#### What is asked:
Please identify every line in the data below that contains the string "chevron", and copy each of those lines.

#### The data:
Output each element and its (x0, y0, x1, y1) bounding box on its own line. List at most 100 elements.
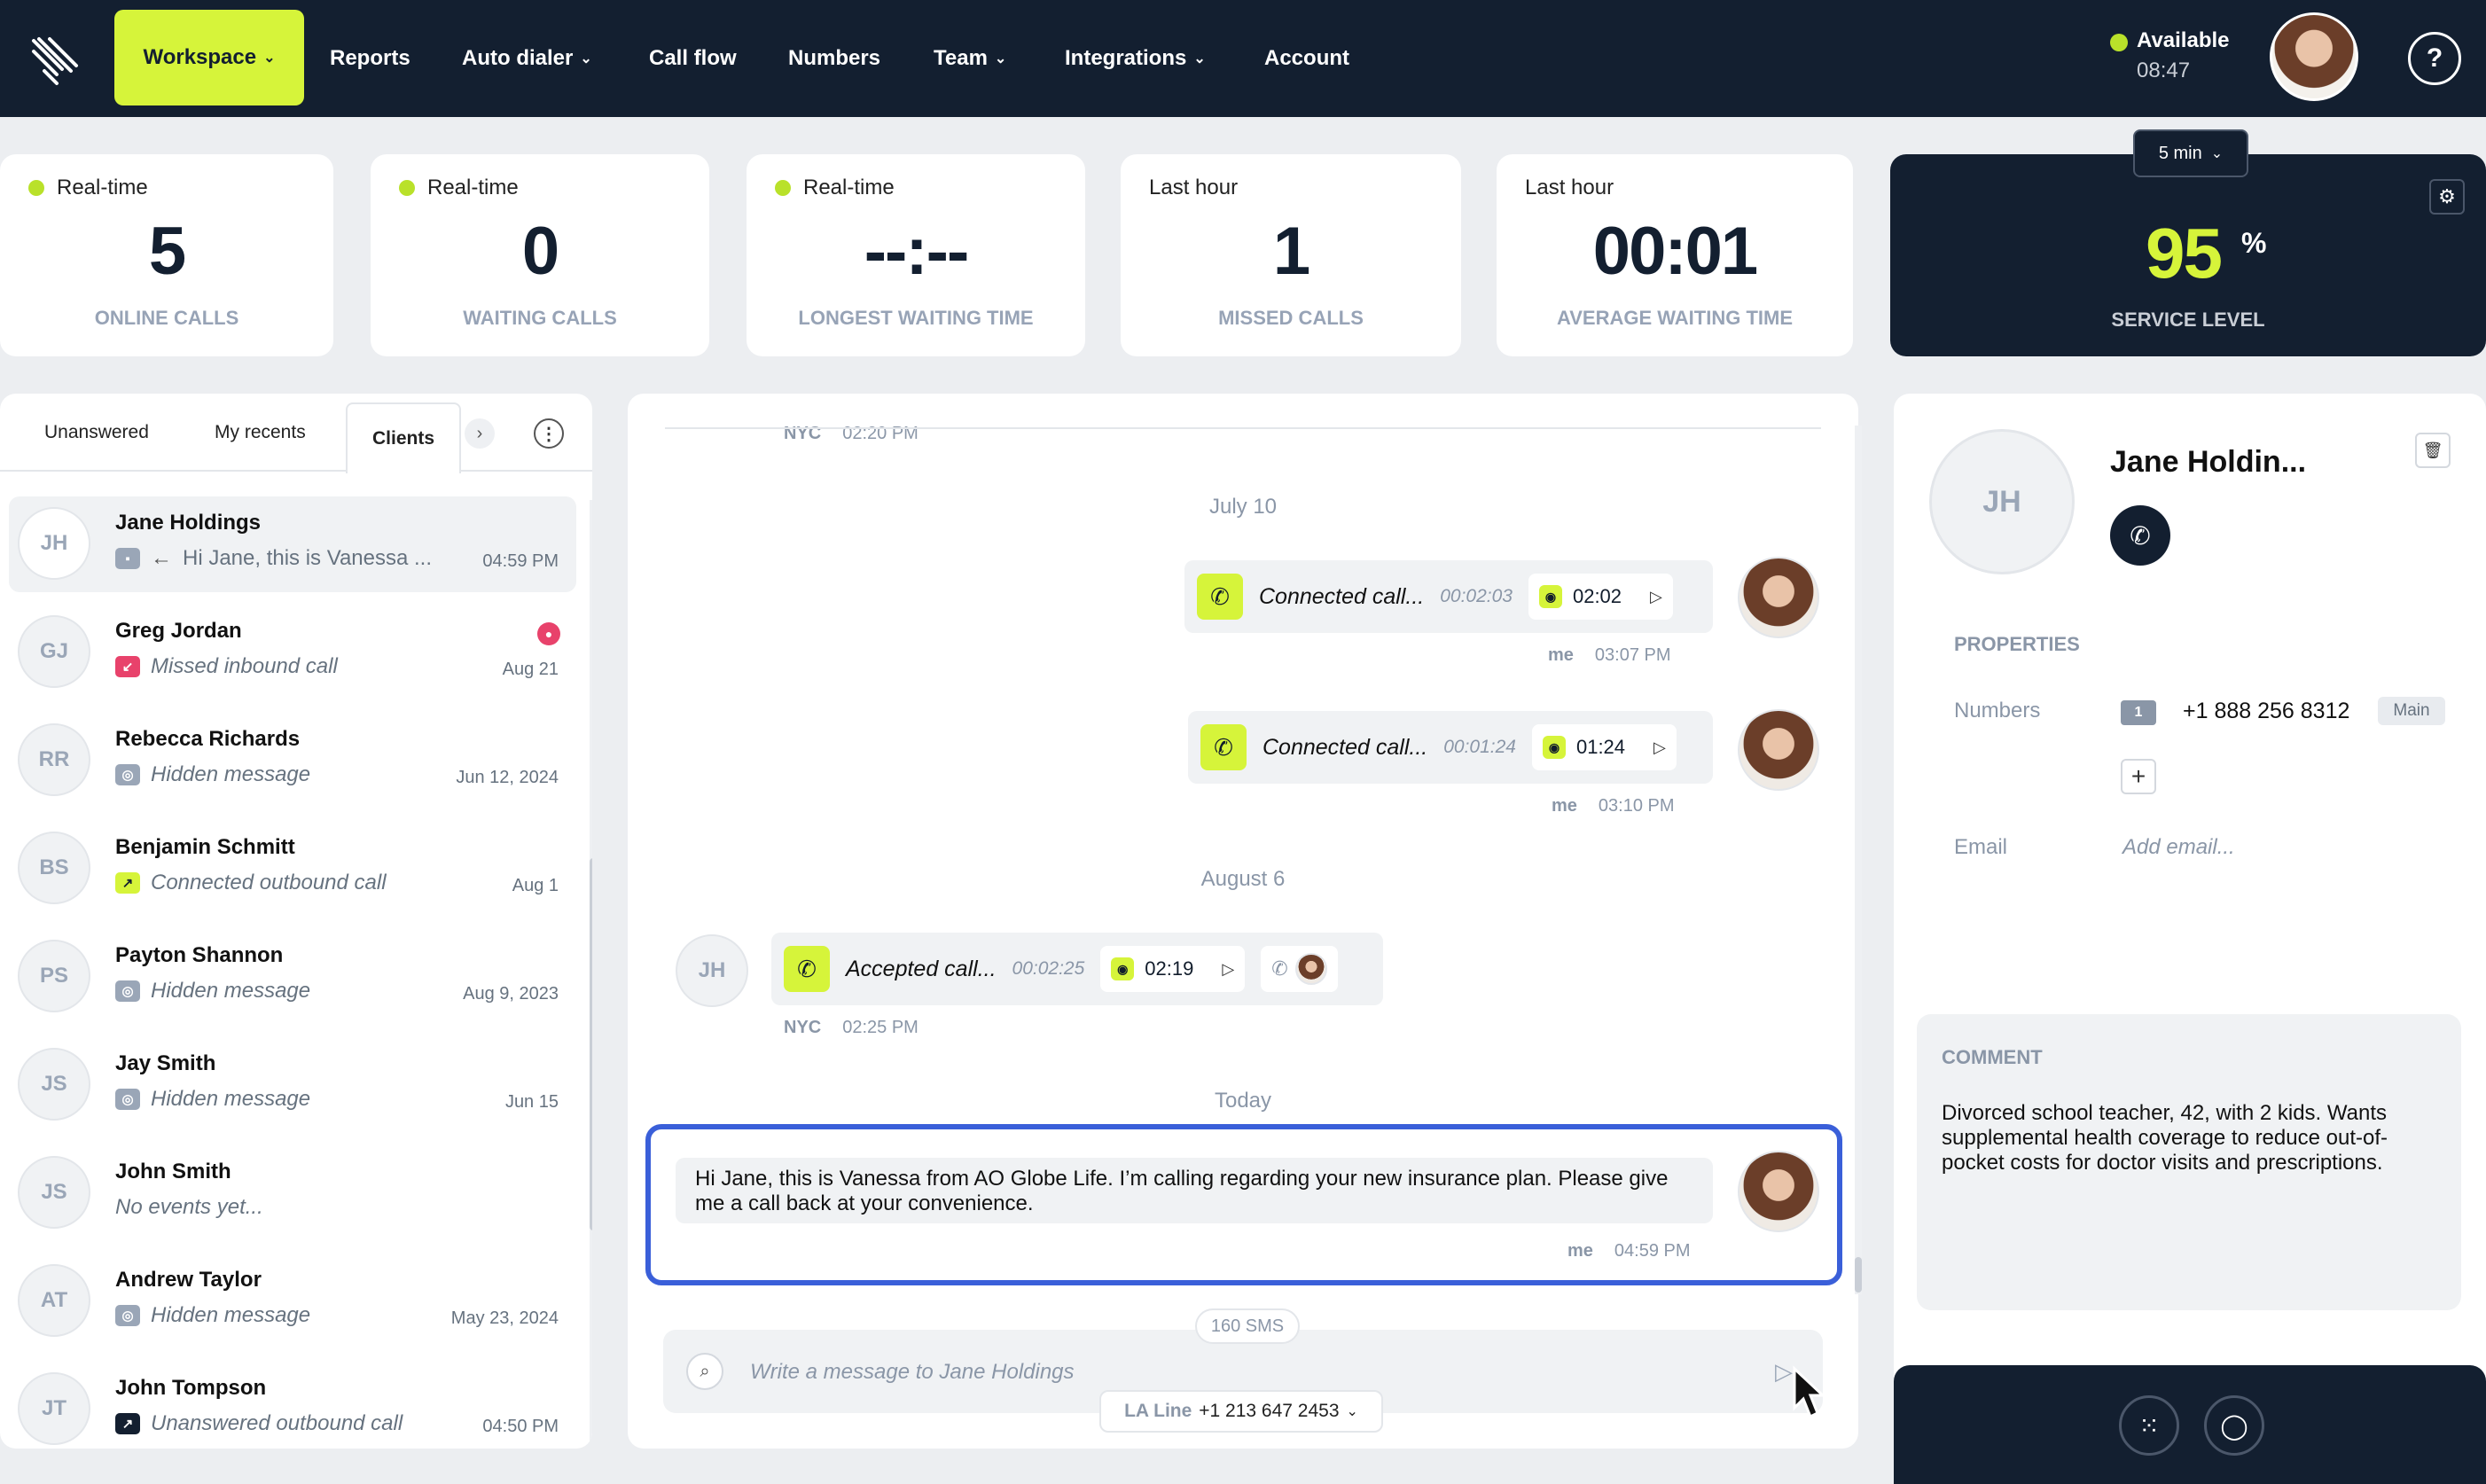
hidden-icon: ◎ (115, 1089, 140, 1110)
line-select[interactable]: LA Line +1 213 647 2453 ⌄ (1099, 1390, 1383, 1433)
contact-name: Benjamin Schmitt (115, 835, 295, 859)
recording-player[interactable]: ◉ 01:24 ▷ (1531, 724, 1677, 770)
phone-number[interactable]: +1 888 256 8312 (2183, 699, 2349, 724)
interval-select[interactable]: 5 min ⌄ (2133, 129, 2248, 177)
contact-name: Jane Holdin... (2110, 445, 2307, 479)
help-icon[interactable]: ? (2408, 32, 2461, 85)
contact-avatar: JT (18, 1372, 90, 1445)
dialpad-icon[interactable]: ⁙ (2119, 1395, 2179, 1456)
chevron-down-icon: ⌄ (2210, 146, 2224, 161)
call-label: Connected call... (1259, 583, 1425, 609)
phone-icon: ✆ (784, 946, 830, 992)
contact-date: Jun 15 (504, 1092, 559, 1112)
contact-name: John Tompson (115, 1376, 267, 1400)
date-separator: August 6 (1200, 867, 1286, 891)
chevron-down-icon: ⌄ (263, 51, 276, 66)
contact-name: Andrew Taylor (115, 1268, 262, 1292)
mouse-cursor-icon (1793, 1365, 1826, 1419)
contact-row[interactable]: JS John Smith No events yet... (9, 1145, 576, 1241)
recording-player[interactable]: ◉ 02:02 ▷ (1528, 574, 1673, 620)
contact-avatar: BS (18, 832, 90, 904)
contact-row[interactable]: JS Jay Smith ◎ Hidden message Jun 15 (9, 1037, 576, 1133)
sms-message[interactable]: Hi Jane, this is Vanessa from AO Globe L… (676, 1158, 1713, 1223)
missed-call-icon: ↙ (115, 656, 140, 677)
contacts-tabs: Unanswered My recents Clients › ⋮ (0, 394, 592, 473)
send-icon[interactable]: ▷ (1775, 1358, 1793, 1386)
contact-avatar: GJ (18, 615, 90, 688)
more-options-icon[interactable]: ⋮ (534, 418, 564, 449)
app-logo-icon[interactable] (27, 32, 83, 89)
chat-bubble-icon[interactable]: ◯ (2204, 1395, 2264, 1456)
message-input[interactable]: Write a message to Jane Holdings (750, 1360, 1075, 1385)
contact-name: Jane Holdings (115, 511, 262, 535)
contact-date: Aug 9, 2023 (463, 984, 559, 1004)
contact-avatar: JH (18, 507, 90, 580)
play-icon[interactable]: ▷ (1650, 588, 1662, 606)
service-level-value: 95 (2146, 214, 2223, 293)
realtime-dot-icon (28, 180, 44, 196)
contact-row[interactable]: AT Andrew Taylor ◎ Hidden message May 23,… (9, 1254, 576, 1349)
nav-integrations[interactable]: Integrations ⌄ (1065, 0, 1206, 117)
agent-avatar (1738, 557, 1819, 638)
contact-date: 04:50 PM (482, 1417, 559, 1436)
contact-preview: Hidden message (151, 979, 311, 1003)
nav-reports[interactable]: Reports (330, 0, 410, 117)
agent-status[interactable]: Available (2137, 28, 2230, 53)
play-icon[interactable]: ▷ (1653, 738, 1666, 757)
tab-my-recents[interactable]: My recents (215, 394, 306, 472)
trash-icon[interactable]: 🗑 (2415, 433, 2451, 468)
contact-row[interactable]: RR Rebecca Richards ◎ Hidden message Jun … (9, 713, 576, 808)
contact-row[interactable]: JH Jane Holdings ▪ ← Hi Jane, this is Vane… (9, 496, 576, 592)
call-event[interactable]: ✆ Connected call... 00:01:24 ◉ 01:24 ▷ (1188, 711, 1713, 784)
paperclip-icon[interactable]: ⌕ (686, 1353, 723, 1390)
chevron-right-icon[interactable]: › (465, 418, 495, 449)
stat-value: --:-- (864, 214, 970, 289)
contact-preview: Hidden message (151, 1303, 311, 1327)
hidden-icon: ◎ (115, 980, 140, 1002)
tab-unanswered[interactable]: Unanswered (44, 394, 149, 472)
phone-icon[interactable]: ✆ (2110, 505, 2170, 566)
contact-name: Payton Shannon (115, 943, 284, 967)
stat-card-longest-waiting: Real-time --:-- LONGEST WAITING TIME (747, 154, 1085, 356)
nav-team[interactable]: Team ⌄ (934, 0, 1006, 117)
contact-preview: Hidden message (151, 1087, 311, 1111)
play-icon[interactable]: ▷ (1222, 960, 1234, 979)
stat-value: 00:01 (1592, 214, 1758, 289)
stat-caption: WAITING CALLS (463, 307, 617, 329)
call-participants: ✆ (1261, 946, 1338, 992)
nav-call-flow[interactable]: Call flow (649, 0, 737, 117)
contact-row[interactable]: GJ Greg Jordan ● ↙ Missed inbound call Au… (9, 605, 576, 700)
email-field[interactable]: Add email... (2122, 835, 2235, 860)
realtime-dot-icon (399, 180, 415, 196)
stat-period: Real-time (427, 176, 519, 199)
stat-period: Last hour (1525, 176, 1614, 199)
comment-text[interactable]: Divorced school teacher, 42, with 2 kids… (1942, 1101, 2420, 1175)
nav-auto-dialer[interactable]: Auto dialer ⌄ (462, 0, 592, 117)
nav-numbers[interactable]: Numbers (788, 0, 880, 117)
recording-length: 02:02 (1572, 585, 1622, 607)
gear-icon[interactable]: ⚙ (2429, 179, 2465, 215)
tab-clients[interactable]: Clients (346, 402, 462, 473)
hidden-icon: ◎ (115, 1305, 140, 1326)
sms-counter: 160 SMS (1195, 1308, 1300, 1344)
user-avatar[interactable] (2270, 12, 2358, 101)
call-event[interactable]: ✆ Accepted call... 00:02:25 ◉ 02:19 ▷ ✆ (771, 933, 1383, 1005)
hidden-icon: ◎ (115, 764, 140, 785)
conversation-scrollbar-track[interactable] (1855, 426, 1862, 1294)
nav-workspace[interactable]: Workspace ⌄ (114, 10, 304, 105)
call-event[interactable]: ✆ Connected call... 00:02:03 ◉ 02:02 ▷ (1184, 560, 1713, 633)
contact-date: Aug 21 (502, 660, 559, 679)
conversation-scrollbar-thumb[interactable] (1855, 1257, 1862, 1293)
contacts-scrollbar-thumb[interactable] (590, 858, 592, 1230)
recording-player[interactable]: ◉ 02:19 ▷ (1100, 946, 1246, 992)
chevron-down-icon: ⌄ (1193, 51, 1206, 66)
contact-preview: Unanswered outbound call (151, 1411, 403, 1435)
alert-badge-icon: ● (537, 622, 560, 645)
contact-row[interactable]: BS Benjamin Schmitt ↗ Connected outbound … (9, 821, 576, 917)
contact-row[interactable]: JT John Tompson ↗ Unanswered outbound cal… (9, 1362, 576, 1449)
contact-preview: Hidden message (151, 762, 311, 786)
nav-account[interactable]: Account (1264, 0, 1349, 117)
add-number-icon[interactable]: + (2121, 759, 2156, 794)
call-duration: 00:01:24 (1443, 737, 1516, 757)
contact-row[interactable]: PS Payton Shannon ◎ Hidden message Aug 9,… (9, 929, 576, 1025)
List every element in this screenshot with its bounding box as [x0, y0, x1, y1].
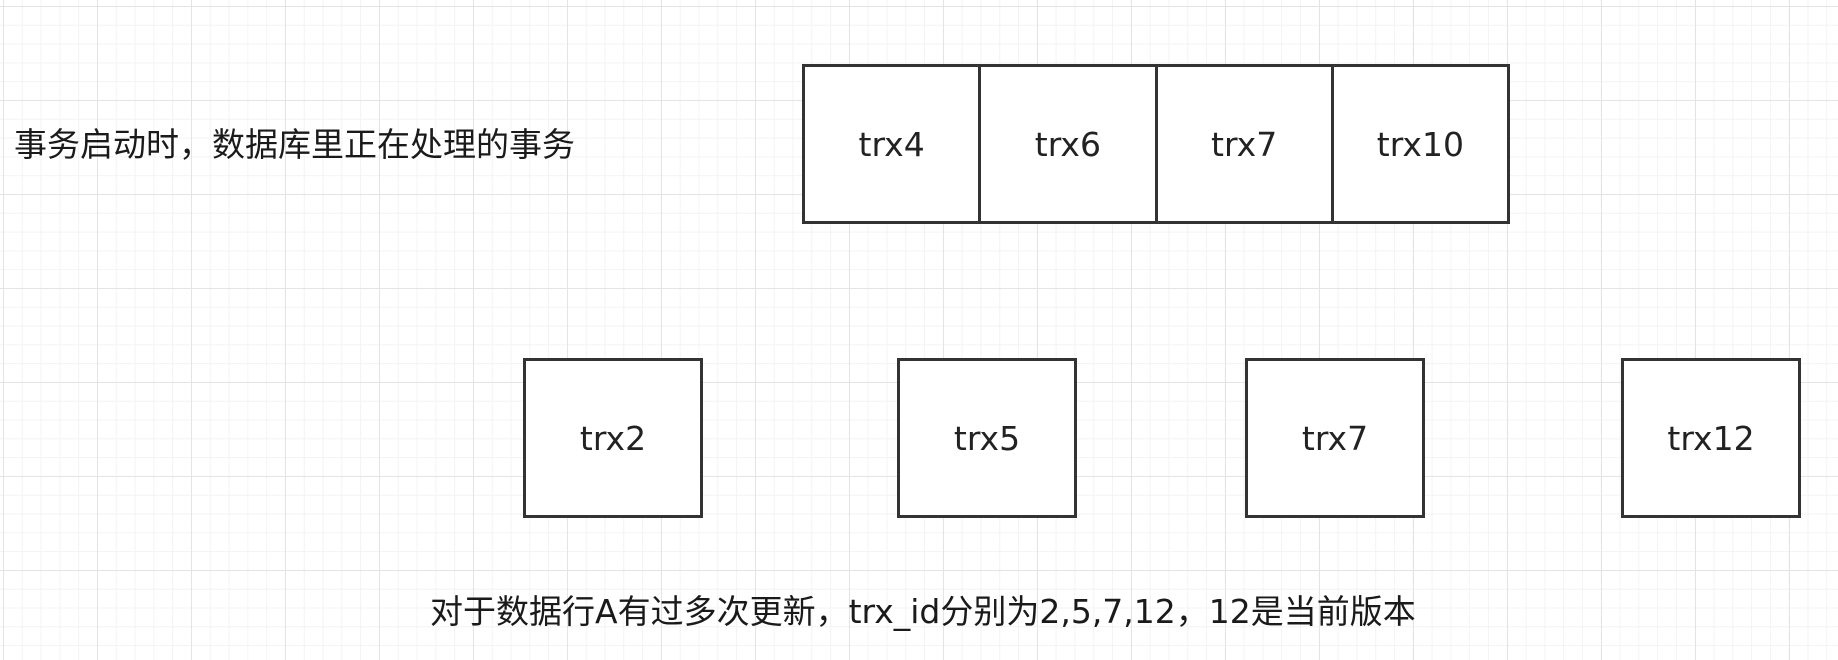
row-version-box: trx2 [523, 358, 703, 518]
active-transaction-cell: trx7 [1154, 67, 1331, 221]
active-transactions-array: trx4 trx6 trx7 trx10 [802, 64, 1510, 224]
active-transaction-cell: trx6 [978, 67, 1154, 221]
row-history-label: 对于数据行A有过多次更新，trx_id分别为2,5,7,12，12是当前版本 [430, 592, 1416, 631]
active-transaction-cell: trx4 [858, 124, 925, 164]
row-version-box: trx7 [1245, 358, 1425, 518]
active-transactions-label: 事务启动时，数据库里正在处理的事务 [14, 125, 575, 164]
active-transaction-cell: trx10 [1330, 67, 1507, 221]
row-version-box: trx5 [897, 358, 1077, 518]
row-version-box: trx12 [1621, 358, 1801, 518]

#### Full response:
chevron-down-icon: ⌄ (2210, 146, 2224, 161)
chevron-down-icon: ⌄ (263, 51, 276, 66)
chevron-right-icon[interactable]: › (465, 418, 495, 449)
chevron-down-icon: ⌄ (1193, 51, 1206, 66)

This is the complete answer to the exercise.